[Data records]
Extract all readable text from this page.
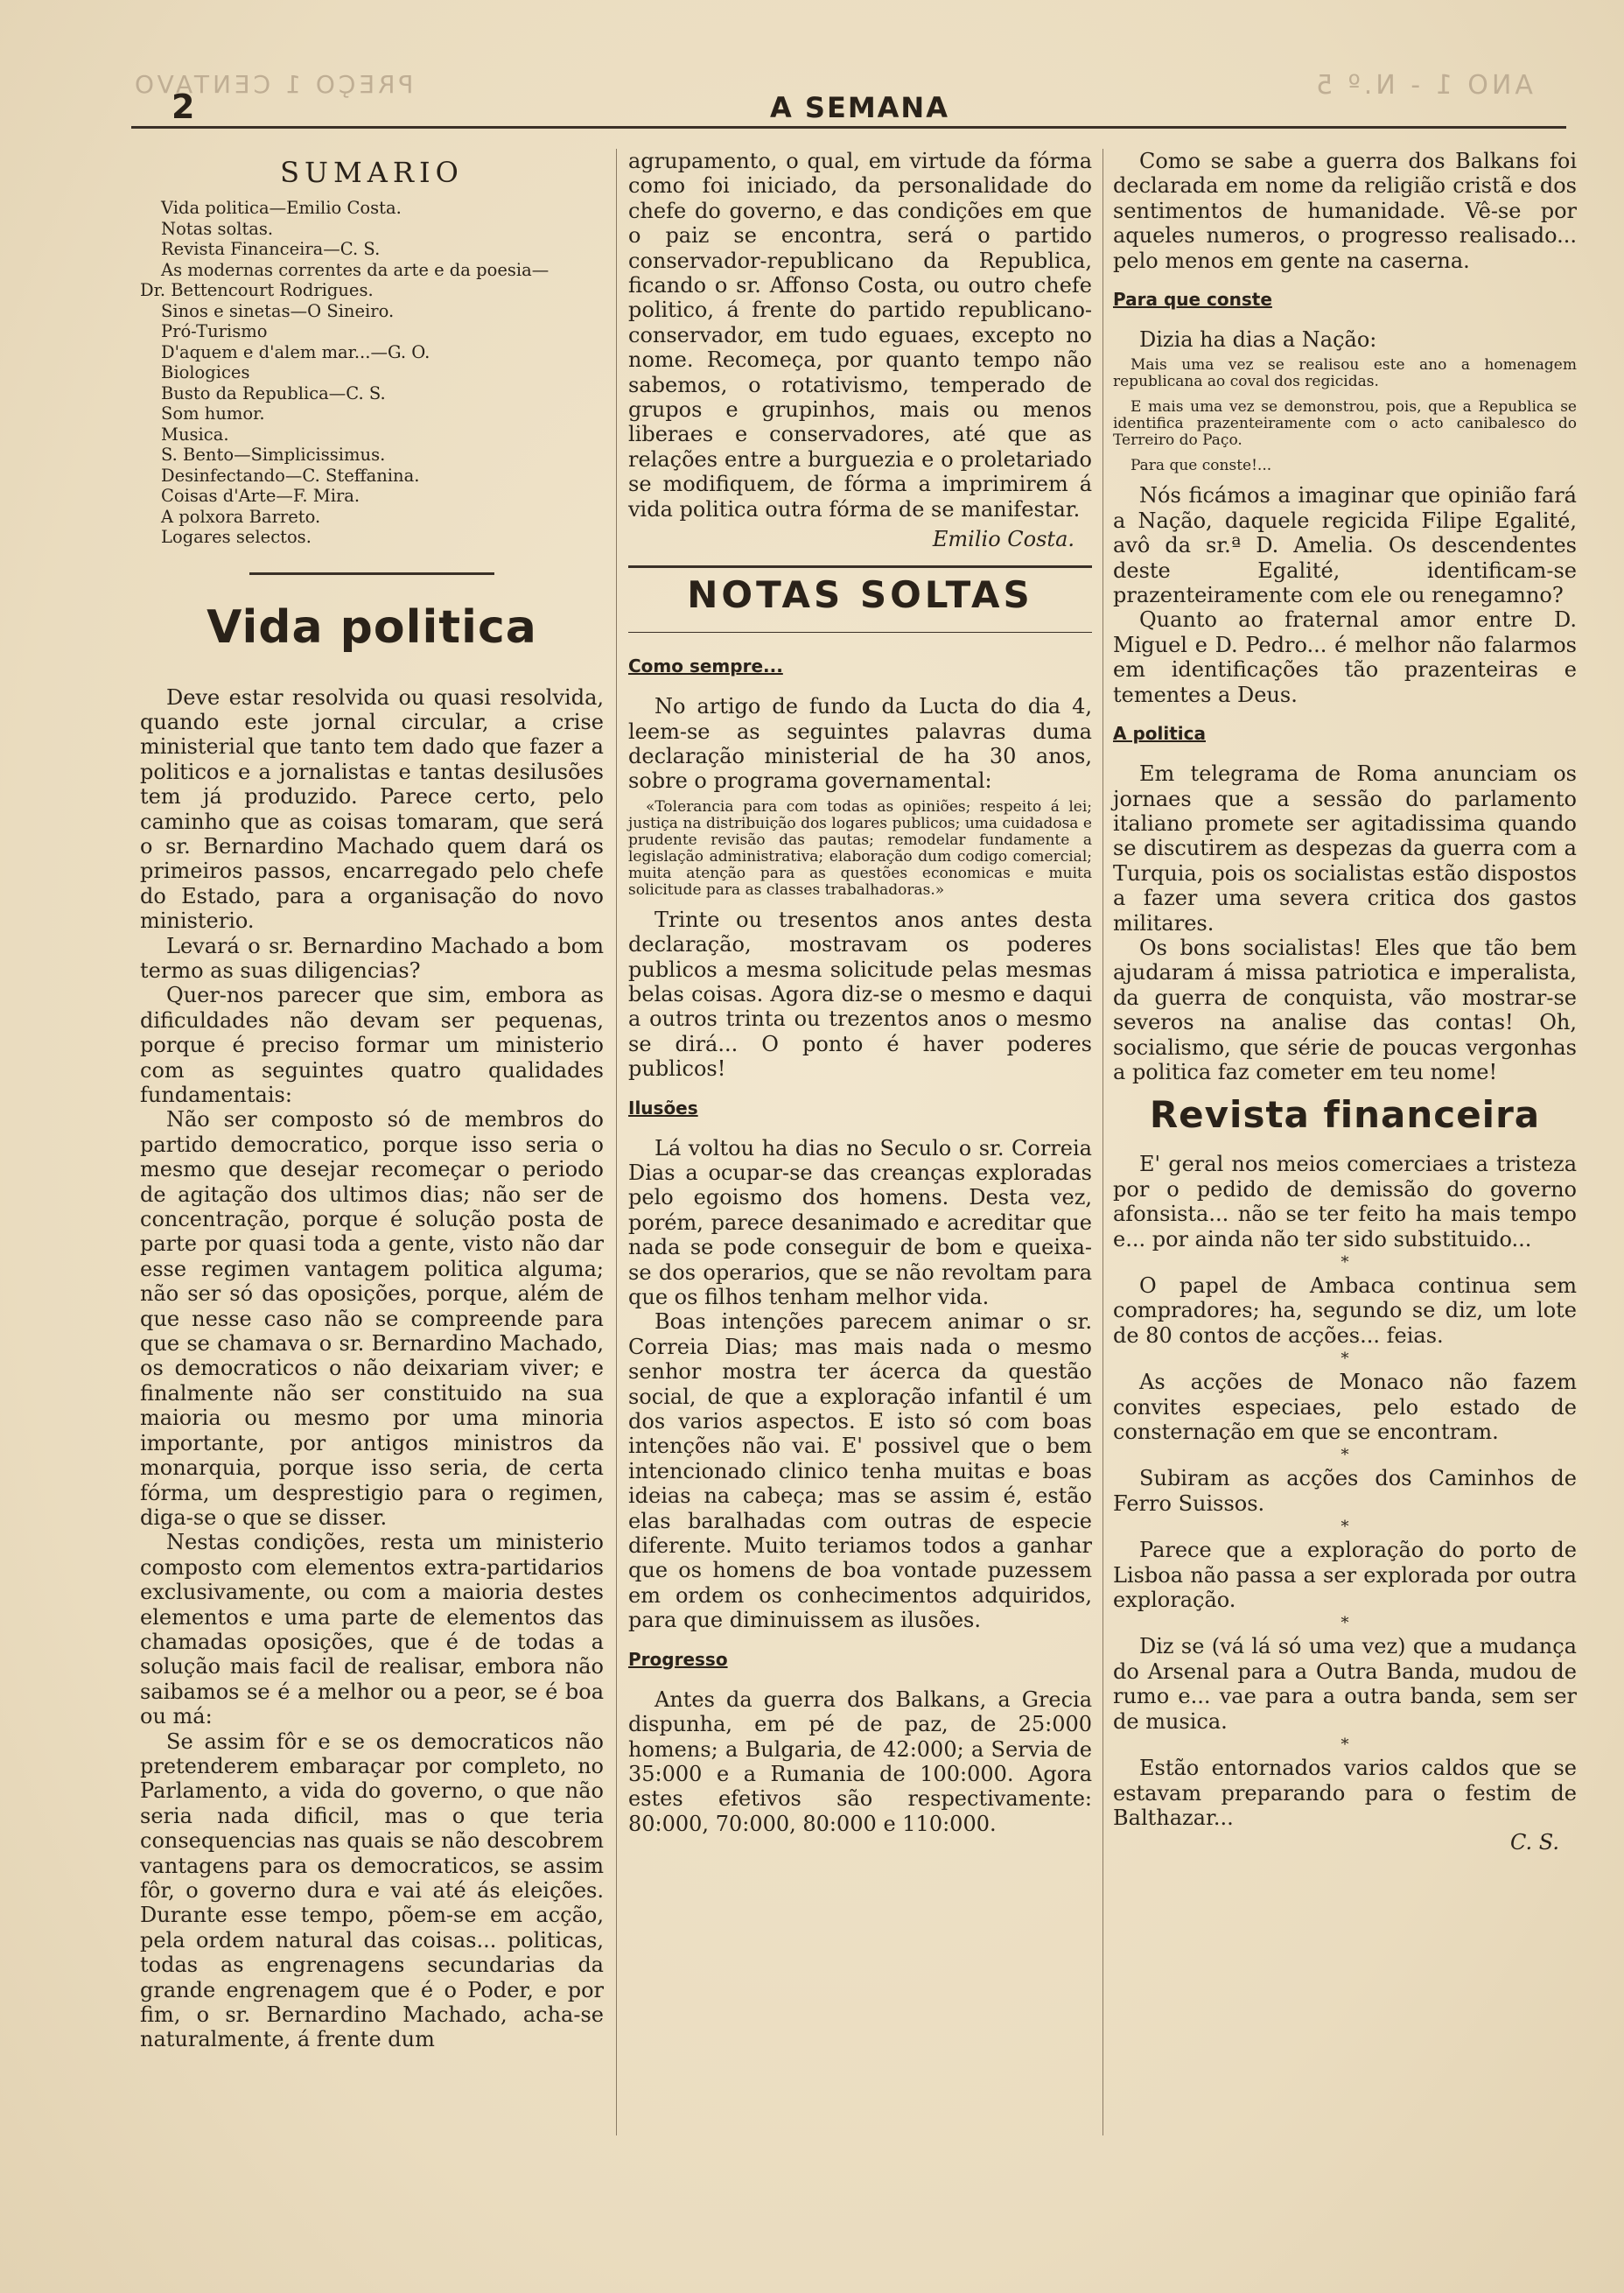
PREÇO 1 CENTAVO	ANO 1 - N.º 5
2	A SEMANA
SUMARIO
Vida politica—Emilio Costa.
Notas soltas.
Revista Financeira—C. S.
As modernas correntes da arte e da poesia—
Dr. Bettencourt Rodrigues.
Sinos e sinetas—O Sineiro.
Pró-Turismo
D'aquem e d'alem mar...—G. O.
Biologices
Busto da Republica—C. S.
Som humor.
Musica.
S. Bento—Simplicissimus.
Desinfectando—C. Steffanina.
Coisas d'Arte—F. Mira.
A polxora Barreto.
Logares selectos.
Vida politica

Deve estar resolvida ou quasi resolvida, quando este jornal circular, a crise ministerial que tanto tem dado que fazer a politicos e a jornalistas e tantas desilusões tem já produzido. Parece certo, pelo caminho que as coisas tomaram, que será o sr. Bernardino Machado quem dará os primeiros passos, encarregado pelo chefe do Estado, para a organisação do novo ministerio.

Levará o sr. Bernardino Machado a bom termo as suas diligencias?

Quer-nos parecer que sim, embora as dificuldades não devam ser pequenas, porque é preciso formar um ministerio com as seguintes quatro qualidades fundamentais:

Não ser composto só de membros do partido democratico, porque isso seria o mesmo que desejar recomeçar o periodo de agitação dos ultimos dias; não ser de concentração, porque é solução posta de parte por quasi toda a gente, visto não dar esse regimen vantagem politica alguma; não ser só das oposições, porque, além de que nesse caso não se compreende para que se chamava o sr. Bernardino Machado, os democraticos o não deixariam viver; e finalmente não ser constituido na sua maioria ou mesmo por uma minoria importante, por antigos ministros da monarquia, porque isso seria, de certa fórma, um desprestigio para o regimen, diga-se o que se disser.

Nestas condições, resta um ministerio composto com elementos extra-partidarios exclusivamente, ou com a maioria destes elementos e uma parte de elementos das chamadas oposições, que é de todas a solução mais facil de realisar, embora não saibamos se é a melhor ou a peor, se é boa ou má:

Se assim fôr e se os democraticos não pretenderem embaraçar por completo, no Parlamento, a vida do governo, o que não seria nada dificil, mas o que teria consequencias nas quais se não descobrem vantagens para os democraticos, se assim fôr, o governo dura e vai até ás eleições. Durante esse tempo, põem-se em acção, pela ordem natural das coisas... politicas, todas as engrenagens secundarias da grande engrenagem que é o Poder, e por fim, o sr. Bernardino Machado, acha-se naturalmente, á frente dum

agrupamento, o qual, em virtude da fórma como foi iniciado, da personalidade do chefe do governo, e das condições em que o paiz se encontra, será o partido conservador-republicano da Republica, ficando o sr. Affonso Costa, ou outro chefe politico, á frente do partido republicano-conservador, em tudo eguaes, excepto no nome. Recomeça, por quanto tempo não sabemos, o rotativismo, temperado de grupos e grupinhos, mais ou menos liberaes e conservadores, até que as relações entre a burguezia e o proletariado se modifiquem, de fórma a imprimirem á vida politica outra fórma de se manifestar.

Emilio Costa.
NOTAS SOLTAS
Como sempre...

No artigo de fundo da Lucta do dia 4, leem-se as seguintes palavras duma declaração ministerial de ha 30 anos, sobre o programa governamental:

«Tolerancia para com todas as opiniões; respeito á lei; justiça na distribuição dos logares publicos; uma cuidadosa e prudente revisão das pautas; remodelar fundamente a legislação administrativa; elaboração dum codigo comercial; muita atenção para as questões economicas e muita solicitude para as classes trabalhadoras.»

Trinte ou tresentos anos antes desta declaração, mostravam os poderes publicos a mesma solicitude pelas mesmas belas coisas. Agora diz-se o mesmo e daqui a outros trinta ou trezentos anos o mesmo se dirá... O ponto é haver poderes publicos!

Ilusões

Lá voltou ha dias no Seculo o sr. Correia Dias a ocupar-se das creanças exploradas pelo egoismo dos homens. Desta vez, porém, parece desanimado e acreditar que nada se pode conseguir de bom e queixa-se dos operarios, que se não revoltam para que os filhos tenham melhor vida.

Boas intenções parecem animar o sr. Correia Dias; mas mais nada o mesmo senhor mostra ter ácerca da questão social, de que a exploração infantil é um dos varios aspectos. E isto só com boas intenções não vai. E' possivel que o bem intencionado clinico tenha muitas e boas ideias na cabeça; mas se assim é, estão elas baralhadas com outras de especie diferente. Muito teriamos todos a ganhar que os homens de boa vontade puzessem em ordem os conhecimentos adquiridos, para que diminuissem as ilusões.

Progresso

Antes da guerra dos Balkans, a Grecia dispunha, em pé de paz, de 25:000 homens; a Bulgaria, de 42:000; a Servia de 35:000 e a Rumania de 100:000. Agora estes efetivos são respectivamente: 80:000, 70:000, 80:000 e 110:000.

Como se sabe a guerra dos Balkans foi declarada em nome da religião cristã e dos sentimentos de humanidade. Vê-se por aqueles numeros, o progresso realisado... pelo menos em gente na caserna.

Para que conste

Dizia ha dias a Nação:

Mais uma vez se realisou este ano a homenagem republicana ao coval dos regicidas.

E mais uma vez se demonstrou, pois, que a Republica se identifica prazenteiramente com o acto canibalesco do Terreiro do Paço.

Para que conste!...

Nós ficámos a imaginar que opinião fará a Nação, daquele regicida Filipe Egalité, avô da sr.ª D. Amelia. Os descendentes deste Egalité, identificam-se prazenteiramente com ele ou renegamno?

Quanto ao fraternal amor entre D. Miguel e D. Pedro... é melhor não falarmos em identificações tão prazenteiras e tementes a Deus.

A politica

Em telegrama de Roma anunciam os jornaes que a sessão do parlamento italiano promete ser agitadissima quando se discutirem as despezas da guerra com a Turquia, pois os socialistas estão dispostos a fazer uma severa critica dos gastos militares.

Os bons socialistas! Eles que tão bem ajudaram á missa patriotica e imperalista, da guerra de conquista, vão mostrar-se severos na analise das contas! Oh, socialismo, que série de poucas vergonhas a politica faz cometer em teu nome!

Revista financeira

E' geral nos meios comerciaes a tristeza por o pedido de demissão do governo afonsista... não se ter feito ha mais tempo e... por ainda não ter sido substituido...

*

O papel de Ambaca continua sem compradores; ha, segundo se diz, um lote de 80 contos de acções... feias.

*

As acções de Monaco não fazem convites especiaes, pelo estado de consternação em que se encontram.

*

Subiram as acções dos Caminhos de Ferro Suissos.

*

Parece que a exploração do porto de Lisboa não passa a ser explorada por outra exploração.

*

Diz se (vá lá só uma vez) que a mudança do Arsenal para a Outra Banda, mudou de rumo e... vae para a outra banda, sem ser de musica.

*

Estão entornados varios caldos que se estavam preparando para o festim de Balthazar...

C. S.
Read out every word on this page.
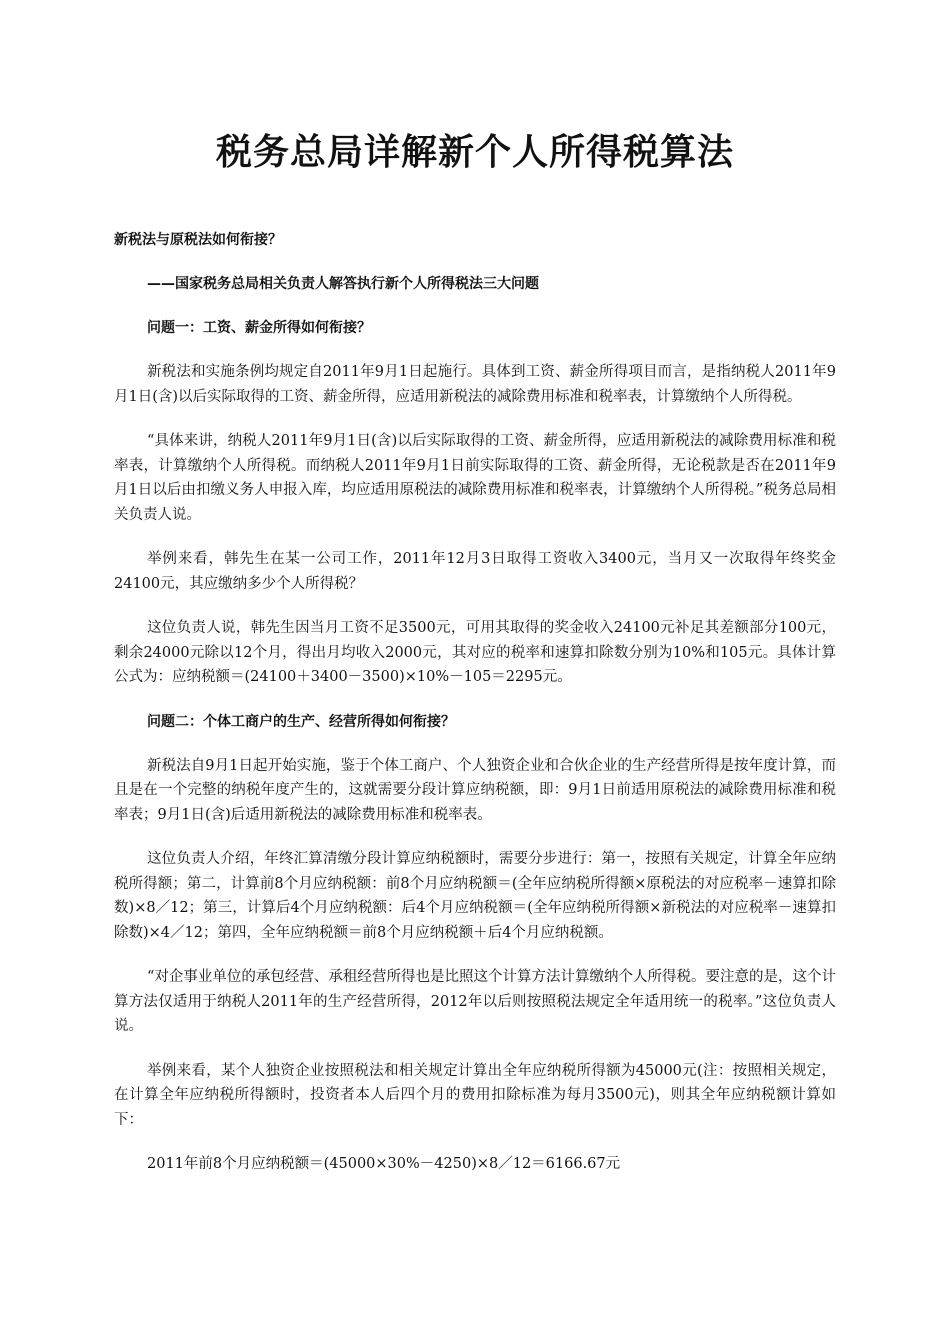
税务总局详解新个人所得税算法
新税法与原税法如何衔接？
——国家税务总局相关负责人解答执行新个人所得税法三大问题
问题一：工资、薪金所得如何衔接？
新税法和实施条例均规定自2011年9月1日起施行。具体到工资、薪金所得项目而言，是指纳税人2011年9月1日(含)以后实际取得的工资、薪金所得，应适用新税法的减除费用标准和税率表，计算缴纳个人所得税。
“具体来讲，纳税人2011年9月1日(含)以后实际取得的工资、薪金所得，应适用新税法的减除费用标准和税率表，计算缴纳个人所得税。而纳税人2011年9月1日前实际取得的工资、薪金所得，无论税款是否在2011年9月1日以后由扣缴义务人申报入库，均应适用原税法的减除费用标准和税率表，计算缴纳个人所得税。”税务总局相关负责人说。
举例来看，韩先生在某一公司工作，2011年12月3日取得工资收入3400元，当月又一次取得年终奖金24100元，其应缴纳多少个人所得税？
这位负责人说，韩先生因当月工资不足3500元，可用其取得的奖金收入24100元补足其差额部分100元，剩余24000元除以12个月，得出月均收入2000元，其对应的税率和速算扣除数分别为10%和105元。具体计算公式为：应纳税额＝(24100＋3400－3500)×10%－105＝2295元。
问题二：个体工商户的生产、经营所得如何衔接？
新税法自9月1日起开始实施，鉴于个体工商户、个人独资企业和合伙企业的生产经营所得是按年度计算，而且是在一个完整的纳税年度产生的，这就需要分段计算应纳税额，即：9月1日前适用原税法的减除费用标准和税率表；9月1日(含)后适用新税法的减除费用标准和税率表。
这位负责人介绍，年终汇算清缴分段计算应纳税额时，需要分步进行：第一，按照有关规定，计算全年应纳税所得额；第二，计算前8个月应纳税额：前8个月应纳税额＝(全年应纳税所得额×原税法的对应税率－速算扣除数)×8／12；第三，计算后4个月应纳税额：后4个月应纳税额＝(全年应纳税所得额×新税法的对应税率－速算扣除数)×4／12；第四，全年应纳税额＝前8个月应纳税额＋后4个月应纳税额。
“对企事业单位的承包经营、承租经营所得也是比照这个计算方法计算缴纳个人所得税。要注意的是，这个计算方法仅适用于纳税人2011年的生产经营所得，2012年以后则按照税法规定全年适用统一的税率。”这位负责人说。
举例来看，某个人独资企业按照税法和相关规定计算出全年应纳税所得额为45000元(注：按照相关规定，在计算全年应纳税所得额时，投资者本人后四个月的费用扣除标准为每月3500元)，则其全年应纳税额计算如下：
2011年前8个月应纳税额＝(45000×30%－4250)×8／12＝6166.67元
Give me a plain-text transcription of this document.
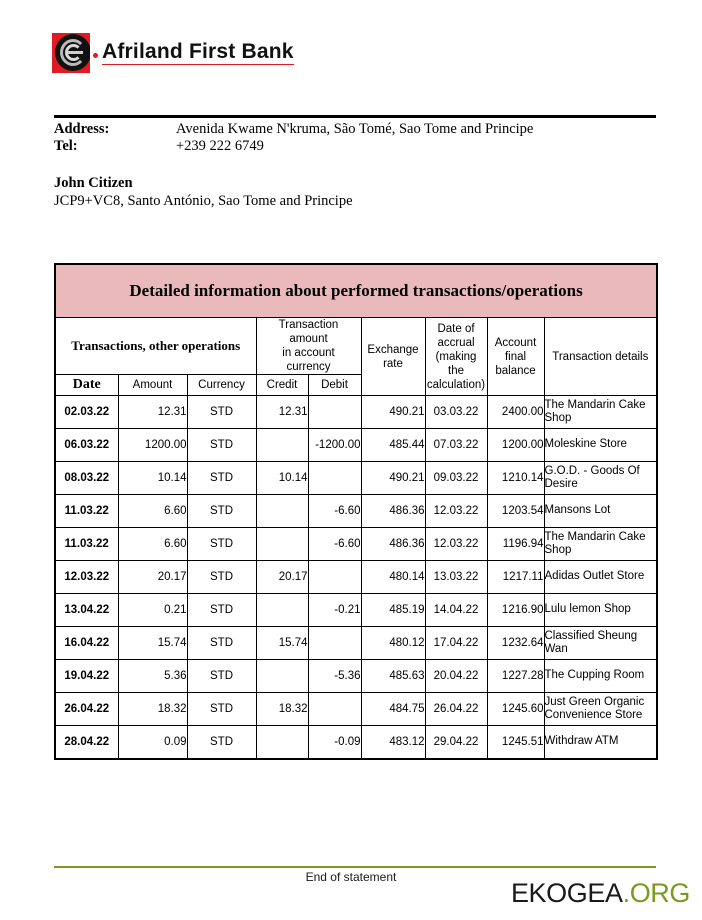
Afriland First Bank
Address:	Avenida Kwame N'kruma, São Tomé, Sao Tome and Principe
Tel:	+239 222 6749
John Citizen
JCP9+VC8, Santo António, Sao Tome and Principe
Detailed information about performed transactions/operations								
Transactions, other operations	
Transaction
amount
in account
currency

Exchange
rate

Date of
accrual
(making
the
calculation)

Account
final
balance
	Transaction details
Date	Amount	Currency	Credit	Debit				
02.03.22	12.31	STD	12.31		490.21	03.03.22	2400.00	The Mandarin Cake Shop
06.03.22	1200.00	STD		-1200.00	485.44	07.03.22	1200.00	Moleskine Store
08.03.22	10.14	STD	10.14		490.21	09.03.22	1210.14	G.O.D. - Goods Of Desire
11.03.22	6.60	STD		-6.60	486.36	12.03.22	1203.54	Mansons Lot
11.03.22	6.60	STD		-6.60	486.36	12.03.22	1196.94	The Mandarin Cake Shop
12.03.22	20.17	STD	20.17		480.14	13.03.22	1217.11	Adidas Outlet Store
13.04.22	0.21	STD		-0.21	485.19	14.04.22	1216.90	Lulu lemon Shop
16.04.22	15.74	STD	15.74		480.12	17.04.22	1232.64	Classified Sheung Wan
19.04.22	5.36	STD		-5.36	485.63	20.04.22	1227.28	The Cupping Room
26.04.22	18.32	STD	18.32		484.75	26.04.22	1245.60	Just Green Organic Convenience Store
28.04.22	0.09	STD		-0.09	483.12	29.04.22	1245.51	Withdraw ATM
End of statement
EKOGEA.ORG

• Aim:
From the listing above, copy all lines holding the word "melhor".

• Solution for this task:
Nestas condições, resta um ministerio composto com elementos extra-partidarios exclusivamente, ou com a maioria destes elementos e uma parte de elementos das chamadas oposições, que é de todas a solução mais facil de realisar, embora não saibamos se é a melhor ou a peor, se é boa ou má:
Lá voltou ha dias no Seculo o sr. Correia Dias a ocupar-se das creanças exploradas pelo egoismo dos homens. Desta vez, porém, parece desanimado e acreditar que nada se pode conseguir de bom e queixa-se dos operarios, que se não revoltam para que os filhos tenham melhor vida.
Quanto ao fraternal amor entre D. Miguel e D. Pedro... é melhor não falarmos em identificações tão prazenteiras e tementes a Deus.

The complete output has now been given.